What needs to be done.
Give the number of lines in the records below that include "name". Reply with that number alone.

Provided data.
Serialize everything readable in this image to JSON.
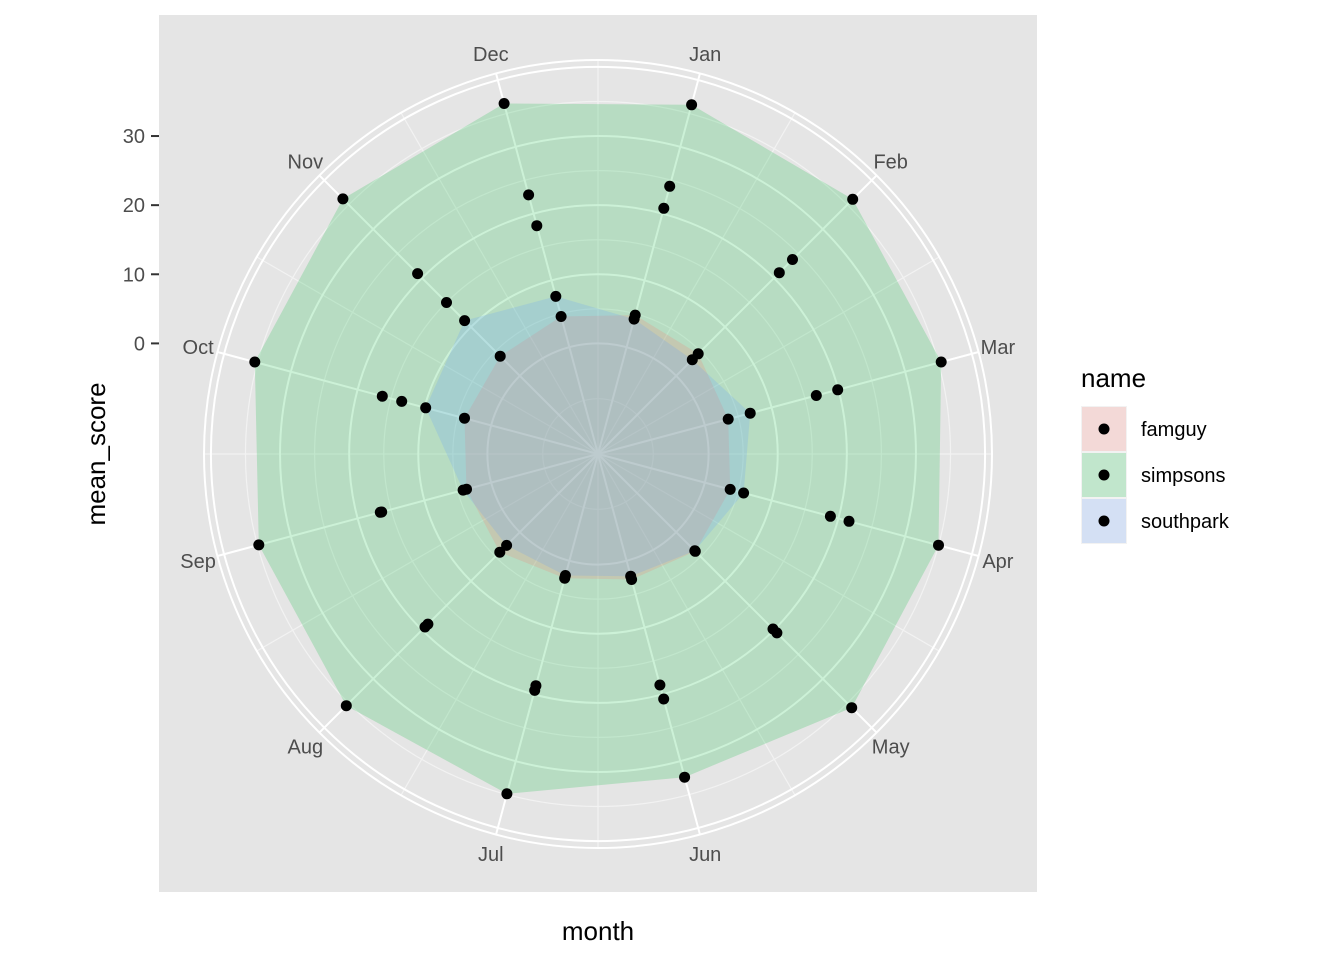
{
  "chart_data": {
    "type": "radar",
    "title": "",
    "xlabel": "month",
    "ylabel": "mean_score",
    "categories": [
      "Jan",
      "Feb",
      "Mar",
      "Apr",
      "May",
      "Jun",
      "Jul",
      "Aug",
      "Sep",
      "Oct",
      "Nov",
      "Dec"
    ],
    "y_ticks": [
      0,
      10,
      20,
      30
    ],
    "y_tick_labels": [
      "0",
      "10",
      "20",
      "30"
    ],
    "ylim": [
      -16,
      41
    ],
    "grid": true,
    "legend_position": "right",
    "legend_title": "name",
    "series": [
      {
        "name": "famguy",
        "color": "#F8766D",
        "values": [
          4.8,
          4.5,
          3.5,
          3.8,
          3.9,
          2.8,
          2.6,
          4.1,
          3.7,
          4.0,
          4.0,
          4.6
        ]
      },
      {
        "name": "simpsons",
        "color": "#00BA38",
        "values": [
          36.3,
          36.1,
          35.4,
          35.0,
          35.9,
          32.4,
          34.9,
          35.5,
          34.8,
          35.4,
          36.2,
          36.5
        ]
      },
      {
        "name": "southpark",
        "color": "#619CFF",
        "values": [
          4.2,
          3.3,
          6.8,
          5.8,
          3.8,
          2.3,
          2.2,
          2.7,
          4.2,
          9.8,
          11.3,
          7.6
        ]
      }
    ],
    "visible_point_values": [
      [
        20.8,
        21.1,
        19.9,
        21.6,
        19.8,
        18.6,
        18.7,
        18.8,
        16.6,
        13.4,
        15.0,
        18.2
      ],
      [
        24.1,
        23.8,
        16.7,
        18.8,
        20.6,
        20.7,
        19.4,
        19.4,
        16.4,
        16.3,
        20.9,
        22.8
      ]
    ]
  }
}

Output.
4